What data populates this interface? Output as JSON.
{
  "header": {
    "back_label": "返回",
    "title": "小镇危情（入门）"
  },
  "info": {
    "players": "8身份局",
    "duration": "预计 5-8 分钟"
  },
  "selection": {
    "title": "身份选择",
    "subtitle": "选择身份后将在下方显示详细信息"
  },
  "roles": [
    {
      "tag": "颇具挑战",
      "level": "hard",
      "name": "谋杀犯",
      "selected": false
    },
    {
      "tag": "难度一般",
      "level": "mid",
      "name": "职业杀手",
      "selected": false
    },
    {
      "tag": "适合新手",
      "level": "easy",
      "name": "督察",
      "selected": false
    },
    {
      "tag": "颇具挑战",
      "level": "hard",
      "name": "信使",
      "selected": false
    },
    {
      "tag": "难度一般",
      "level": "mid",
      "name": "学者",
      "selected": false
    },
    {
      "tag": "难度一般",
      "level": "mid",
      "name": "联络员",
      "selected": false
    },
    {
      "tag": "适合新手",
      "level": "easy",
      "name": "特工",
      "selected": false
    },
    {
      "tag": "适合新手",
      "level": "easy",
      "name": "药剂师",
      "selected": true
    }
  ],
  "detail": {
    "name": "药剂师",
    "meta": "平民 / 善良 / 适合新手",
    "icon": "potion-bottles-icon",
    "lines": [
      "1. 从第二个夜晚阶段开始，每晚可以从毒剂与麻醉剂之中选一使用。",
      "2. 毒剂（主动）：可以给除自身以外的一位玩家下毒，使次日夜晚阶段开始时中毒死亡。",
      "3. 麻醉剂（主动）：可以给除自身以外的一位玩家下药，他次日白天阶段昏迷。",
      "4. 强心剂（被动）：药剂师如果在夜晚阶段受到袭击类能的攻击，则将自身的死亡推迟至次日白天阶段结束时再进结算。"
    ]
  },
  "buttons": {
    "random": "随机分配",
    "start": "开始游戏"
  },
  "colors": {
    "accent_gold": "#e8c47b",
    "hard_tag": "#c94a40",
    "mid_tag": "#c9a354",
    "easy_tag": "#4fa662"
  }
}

+--

§ **WHAT TO PRODUCE**
Exactly reproduce all of the entries above.

§ **ANSWER FOR THE TASK**
What data populates this interface? Output as JSON.
{
  "header": {
    "back_label": "返回",
    "title": "小镇危情（入门）"
  },
  "info": {
    "players": "8身份局",
    "duration": "预计 5-8 分钟"
  },
  "selection": {
    "title": "身份选择",
    "subtitle": "选择身份后将在下方显示详细信息"
  },
  "roles": [
    {
      "tag": "颇具挑战",
      "level": "hard",
      "name": "谋杀犯",
      "selected": false
    },
    {
      "tag": "难度一般",
      "level": "mid",
      "name": "职业杀手",
      "selected": false
    },
    {
      "tag": "适合新手",
      "level": "easy",
      "name": "督察",
      "selected": false
    },
    {
      "tag": "颇具挑战",
      "level": "hard",
      "name": "信使",
      "selected": false
    },
    {
      "tag": "难度一般",
      "level": "mid",
      "name": "学者",
      "selected": false
    },
    {
      "tag": "难度一般",
      "level": "mid",
      "name": "联络员",
      "selected": false
    },
    {
      "tag": "适合新手",
      "level": "easy",
      "name": "特工",
      "selected": false
    },
    {
      "tag": "适合新手",
      "level": "easy",
      "name": "药剂师",
      "selected": true
    }
  ],
  "detail": {
    "name": "药剂师",
    "meta": "平民 / 善良 / 适合新手",
    "icon": "potion-bottles-icon",
    "lines": [
      "1. 从第二个夜晚阶段开始，每晚可以从毒剂与麻醉剂之中选一使用。",
      "2. 毒剂（主动）：可以给除自身以外的一位玩家下毒，使次日夜晚阶段开始时中毒死亡。",
      "3. 麻醉剂（主动）：可以给除自身以外的一位玩家下药，他次日白天阶段昏迷。",
      "4. 强心剂（被动）：药剂师如果在夜晚阶段受到袭击类能的攻击，则将自身的死亡推迟至次日白天阶段结束时再进结算。"
    ]
  },
  "buttons": {
    "random": "随机分配",
    "start": "开始游戏"
  },
  "colors": {
    "accent_gold": "#e8c47b",
    "hard_tag": "#c94a40",
    "mid_tag": "#c9a354",
    "easy_tag": "#4fa662"
  }
}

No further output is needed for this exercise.